=== Explora el material ===
- a) Nombra a los últimos cuatro presidentes del Perú que, según el texto sobre la justicia peruana, están siendo investigados.
- b) Prosigue el texto sobre la justicia peruana a partir de su última oración.

=== Fragmento ===

★ ★ ★ ★ ★

El premio Nobel de literatura Mario Vargas Llosa escribió un artículo enjundioso sobre la justicia peruana, cuyo lastre como institución no era nada halagüeño. La justicia peruana era un estercolero, un muladar, ni más ni menos como la justicia dominicana. Y si algo positivo llevó a ése país el caso ODEBRECHT, fue el hecho de que de sus cenizas surgió una justicia envalentonada que retó a todo el bestiario político. El artículo de Mario Vargas Llosa se titula “Jueces y presidentes”, justamente por el hecho de que los últimos cuatro presidentes de ese país están siendo investigados por malos manejos de los fondos públicos, robos y sobornos. Ollanta Humala, Alejandro Toledo, Alan García y Pedro Pablo Kuczynsky pasaron del solio presidencial a presos y perseguidos, solicitados en extradición, investigados y cercados por unos jueces que nunca contaron con la simpatía ciudadana, ni el poder para desmontar la alcurnia de esos liderazgos. Si sumamos a Alberto Fujimori, a disposición de la justicia, internado en una clínica; o a su hija Keiko Fujimori, bajo investigación y en presidio; se podría decir que todo el bestiario político peruano está bajo cuestionamiento de esa justicia pordiosera que nadie se imaginó en capacidad de hacerlo.
Vargas Llosa había ido a su país en una visita relámpago, y alborozado por lo que observó escribió: “Vuelvo animado y optimista, con la sensación de que, por primera vez en nuestra historia republicana, hay una campaña eficaz y valiente de jueces y fiscales para sancionar de veras a los mandatarios y funcionarios deshonestos, que aprovecharon sus cargos para delinquir y enriquecerse”. Y al final de su artículo concluye con una admonición iluminadora: “Los jueces y fiscales peruanos que se han atrevido a atacar la corrupción en la persona de los últimos cuatro jefes de Estado cuentan con un apoyo de la opinión pública que no ha tenido jamás el Poder Judicial en nuestra historia. Ellos están tratando de convertir a la realidad peruana en algo semejante a lo que mucho tiempo el Uruguay representó en América Latina: una democracia de verdad y sin ladrones”.

★ ★ ★ ★ ★

=== Material proporcionado ===
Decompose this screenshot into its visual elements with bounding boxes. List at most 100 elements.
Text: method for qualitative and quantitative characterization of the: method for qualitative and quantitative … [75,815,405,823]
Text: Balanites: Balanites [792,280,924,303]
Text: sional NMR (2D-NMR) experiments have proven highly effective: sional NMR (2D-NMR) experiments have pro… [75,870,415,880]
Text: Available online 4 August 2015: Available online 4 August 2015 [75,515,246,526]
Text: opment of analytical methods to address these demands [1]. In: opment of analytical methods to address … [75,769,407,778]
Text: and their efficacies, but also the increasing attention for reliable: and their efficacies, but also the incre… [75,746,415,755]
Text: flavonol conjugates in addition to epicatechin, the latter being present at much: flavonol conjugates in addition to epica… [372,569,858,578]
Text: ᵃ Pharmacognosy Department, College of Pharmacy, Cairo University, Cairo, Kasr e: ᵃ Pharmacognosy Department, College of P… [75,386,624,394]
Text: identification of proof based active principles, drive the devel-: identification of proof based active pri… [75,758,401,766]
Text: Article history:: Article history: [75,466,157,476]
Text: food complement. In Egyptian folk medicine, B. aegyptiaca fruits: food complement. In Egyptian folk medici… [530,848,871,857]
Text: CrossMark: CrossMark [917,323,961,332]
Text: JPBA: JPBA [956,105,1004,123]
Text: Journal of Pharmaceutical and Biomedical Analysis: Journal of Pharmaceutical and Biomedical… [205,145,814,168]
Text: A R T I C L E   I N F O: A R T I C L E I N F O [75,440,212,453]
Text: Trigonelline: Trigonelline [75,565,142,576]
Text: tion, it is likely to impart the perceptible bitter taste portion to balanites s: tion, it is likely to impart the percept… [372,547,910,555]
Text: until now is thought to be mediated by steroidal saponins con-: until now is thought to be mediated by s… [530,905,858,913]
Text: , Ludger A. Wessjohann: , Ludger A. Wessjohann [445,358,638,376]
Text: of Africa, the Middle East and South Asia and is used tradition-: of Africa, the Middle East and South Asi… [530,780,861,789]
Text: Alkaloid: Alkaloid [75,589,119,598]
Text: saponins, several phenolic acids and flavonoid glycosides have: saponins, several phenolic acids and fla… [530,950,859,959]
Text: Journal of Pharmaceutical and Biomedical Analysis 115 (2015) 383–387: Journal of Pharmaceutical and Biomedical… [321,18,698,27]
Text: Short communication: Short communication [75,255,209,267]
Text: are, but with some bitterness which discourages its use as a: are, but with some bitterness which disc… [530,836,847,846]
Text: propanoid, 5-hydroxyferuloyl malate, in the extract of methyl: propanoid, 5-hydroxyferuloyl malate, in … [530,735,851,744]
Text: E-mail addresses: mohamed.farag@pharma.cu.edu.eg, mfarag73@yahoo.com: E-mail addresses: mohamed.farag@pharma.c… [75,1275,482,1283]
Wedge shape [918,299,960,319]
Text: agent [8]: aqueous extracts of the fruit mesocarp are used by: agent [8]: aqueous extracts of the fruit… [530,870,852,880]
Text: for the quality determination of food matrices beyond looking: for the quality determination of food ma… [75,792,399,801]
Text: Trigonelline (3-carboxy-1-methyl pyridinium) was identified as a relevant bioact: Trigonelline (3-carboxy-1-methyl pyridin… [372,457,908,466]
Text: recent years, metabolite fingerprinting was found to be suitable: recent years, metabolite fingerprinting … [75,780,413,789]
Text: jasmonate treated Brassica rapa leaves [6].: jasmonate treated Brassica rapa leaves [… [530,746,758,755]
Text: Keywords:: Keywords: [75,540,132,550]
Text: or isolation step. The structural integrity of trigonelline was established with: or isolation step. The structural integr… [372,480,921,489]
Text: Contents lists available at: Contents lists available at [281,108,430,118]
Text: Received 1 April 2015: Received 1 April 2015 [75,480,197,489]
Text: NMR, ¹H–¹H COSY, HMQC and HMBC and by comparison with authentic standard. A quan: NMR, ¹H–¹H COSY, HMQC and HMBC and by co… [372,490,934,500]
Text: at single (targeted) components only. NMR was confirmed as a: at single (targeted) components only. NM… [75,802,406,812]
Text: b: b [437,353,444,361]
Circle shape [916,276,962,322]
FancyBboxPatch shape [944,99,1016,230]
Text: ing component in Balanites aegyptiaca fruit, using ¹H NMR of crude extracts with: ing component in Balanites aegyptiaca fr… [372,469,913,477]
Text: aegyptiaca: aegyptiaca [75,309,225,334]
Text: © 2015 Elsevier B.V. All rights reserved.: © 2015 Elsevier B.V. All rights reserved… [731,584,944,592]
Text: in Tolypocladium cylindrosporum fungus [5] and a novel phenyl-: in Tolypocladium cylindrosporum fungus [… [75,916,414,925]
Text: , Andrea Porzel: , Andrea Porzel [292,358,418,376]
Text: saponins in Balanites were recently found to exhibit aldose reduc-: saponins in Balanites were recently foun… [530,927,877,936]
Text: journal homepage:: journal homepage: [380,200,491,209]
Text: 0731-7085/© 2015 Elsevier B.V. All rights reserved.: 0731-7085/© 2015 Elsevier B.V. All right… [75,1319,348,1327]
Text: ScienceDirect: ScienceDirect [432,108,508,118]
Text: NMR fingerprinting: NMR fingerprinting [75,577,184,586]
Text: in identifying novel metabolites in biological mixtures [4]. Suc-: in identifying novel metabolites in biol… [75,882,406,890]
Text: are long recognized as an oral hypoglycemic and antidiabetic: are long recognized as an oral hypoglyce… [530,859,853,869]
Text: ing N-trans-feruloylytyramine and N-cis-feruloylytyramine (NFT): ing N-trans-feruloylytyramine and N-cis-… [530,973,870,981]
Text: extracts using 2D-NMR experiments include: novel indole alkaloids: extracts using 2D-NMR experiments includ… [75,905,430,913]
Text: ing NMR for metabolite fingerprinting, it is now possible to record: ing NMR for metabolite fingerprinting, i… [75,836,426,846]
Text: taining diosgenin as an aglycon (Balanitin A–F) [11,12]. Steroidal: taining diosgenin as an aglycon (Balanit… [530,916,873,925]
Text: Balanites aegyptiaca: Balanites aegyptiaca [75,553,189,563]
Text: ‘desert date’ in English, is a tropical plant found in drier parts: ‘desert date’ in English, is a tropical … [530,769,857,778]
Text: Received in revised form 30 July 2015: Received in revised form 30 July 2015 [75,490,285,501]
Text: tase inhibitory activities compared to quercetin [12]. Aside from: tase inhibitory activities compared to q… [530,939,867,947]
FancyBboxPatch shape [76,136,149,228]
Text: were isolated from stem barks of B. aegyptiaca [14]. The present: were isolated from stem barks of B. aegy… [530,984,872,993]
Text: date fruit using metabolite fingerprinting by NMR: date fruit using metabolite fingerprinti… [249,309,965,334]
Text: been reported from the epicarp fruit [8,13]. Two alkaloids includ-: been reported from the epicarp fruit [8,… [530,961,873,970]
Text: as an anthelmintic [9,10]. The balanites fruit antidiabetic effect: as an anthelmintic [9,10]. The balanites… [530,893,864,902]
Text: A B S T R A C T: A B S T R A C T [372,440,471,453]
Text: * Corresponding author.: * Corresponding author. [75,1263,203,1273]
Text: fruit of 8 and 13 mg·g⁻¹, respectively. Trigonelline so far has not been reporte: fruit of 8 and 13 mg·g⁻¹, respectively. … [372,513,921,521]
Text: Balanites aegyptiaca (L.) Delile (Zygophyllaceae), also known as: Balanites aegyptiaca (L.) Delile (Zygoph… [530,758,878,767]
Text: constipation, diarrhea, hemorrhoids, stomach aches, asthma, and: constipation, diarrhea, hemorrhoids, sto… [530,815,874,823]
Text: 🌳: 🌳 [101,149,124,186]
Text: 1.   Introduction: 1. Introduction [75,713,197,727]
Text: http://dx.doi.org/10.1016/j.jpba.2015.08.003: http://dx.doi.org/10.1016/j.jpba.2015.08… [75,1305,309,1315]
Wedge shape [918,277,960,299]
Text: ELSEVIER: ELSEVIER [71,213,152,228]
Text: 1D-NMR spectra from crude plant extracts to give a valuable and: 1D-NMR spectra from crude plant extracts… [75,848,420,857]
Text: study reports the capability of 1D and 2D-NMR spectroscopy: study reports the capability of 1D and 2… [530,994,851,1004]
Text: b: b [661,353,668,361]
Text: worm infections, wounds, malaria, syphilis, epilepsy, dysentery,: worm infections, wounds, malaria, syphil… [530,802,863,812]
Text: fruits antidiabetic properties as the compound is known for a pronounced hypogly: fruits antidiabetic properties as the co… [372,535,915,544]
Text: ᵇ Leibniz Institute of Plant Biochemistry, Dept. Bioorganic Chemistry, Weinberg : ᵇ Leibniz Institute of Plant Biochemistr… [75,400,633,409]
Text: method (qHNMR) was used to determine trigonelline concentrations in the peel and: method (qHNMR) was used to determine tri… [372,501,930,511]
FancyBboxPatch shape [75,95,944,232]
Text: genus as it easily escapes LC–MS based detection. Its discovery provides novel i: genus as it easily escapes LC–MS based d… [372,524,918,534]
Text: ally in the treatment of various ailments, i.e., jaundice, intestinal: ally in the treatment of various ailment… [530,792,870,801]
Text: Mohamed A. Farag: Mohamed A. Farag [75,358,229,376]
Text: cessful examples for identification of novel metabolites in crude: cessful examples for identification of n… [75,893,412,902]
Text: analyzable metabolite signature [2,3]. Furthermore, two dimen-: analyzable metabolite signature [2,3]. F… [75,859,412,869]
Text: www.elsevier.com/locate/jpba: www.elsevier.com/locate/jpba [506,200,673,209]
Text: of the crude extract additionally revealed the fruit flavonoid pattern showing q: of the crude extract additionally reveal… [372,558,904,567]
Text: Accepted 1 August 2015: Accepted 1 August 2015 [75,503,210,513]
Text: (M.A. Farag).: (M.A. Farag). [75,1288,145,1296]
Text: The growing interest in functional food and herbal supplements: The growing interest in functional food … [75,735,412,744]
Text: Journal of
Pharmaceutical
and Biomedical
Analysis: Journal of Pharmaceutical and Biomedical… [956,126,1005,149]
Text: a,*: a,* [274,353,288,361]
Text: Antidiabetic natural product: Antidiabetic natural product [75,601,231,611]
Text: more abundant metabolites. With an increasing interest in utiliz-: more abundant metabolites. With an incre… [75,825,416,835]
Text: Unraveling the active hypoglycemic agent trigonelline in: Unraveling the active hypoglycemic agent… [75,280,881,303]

★ ★ ★ ★ ★

=== Respuestas de tareas ===
- a) Ollanta Humala, Alejandro Toledo, Alan García y Pedro Pablo Kuczynsky.

- b)
Contrario al efluvio de efusividad que Vargas Llosa destila, ¿por qué la sociedad dominicana parece entrampada, colocada sobre sí misma, situada ante el peligro de perder el débil espacio democrático que ha alcanzado? No hay aliciente, la decepción ha hecho regresar a algunos al escepticismo cerrado, y cualquier vestigio de idealidad es objeto de burla. La justicia dominicana está secuestrada, se regodea en sí misma impartiendo justicia simulada. Un procurador cínico y teatrero, que no investiga nada, cuya función esencial es encubrir a los políticos corruptos, deja a la justicia desnuda con todas sus vergüenzas al aire. La justicia dominicana es una aspiración, una herencia metafórica. La palabra justicia revela la ilusión de una solidaridad verdadera, fundada en lo social; y en cambio, quienes nos gobiernan lo que nos ofrecen es una justicia simulada. Y la mejor demostración es el caso por el cual Mario Vargas Llosa encomia a los jueces peruanos: el caso ODEBRECHT. ¿Qué ha ocurrido en la República Dominicana? Que la vinculación directa del gobierno de Danilo Medina con el caso ODEBRECHT ha convertido el expediente en fuegos artificiales, en volutas de humo, en justicia simulada. Un Jean Alain designado para que toda la corrupción gubernamental quede impune. Un presidente que obstruye la acción de la justicia.
Lo que Mario Vargas Llosa describe en su artículo es lo que nos falta a nosotros: Un rito de purificación y saneamiento. Un súbito brote de dignidad y decencia que haga de los jueces y fiscales la efigie clarificada, magnificada, orgullosamente trasladada al estado de tipo de la idea de la justicia que debe primar en la sociedad. No esa justicia canalla que enmascara la siniestra obstinación del absurdo de sentarse en el trono del malvado y ser su máscara, su utensilio, su bastón. Para Platón la justicia era una convención del alma y no de la virtud humana, por eso, según él, “vivir en la polis requiere de un ideal ético de la justicia”. Por lo tanto, “la peor injusticia es la justicia simulada”. Como la de Danilo, como la de Jean Alain.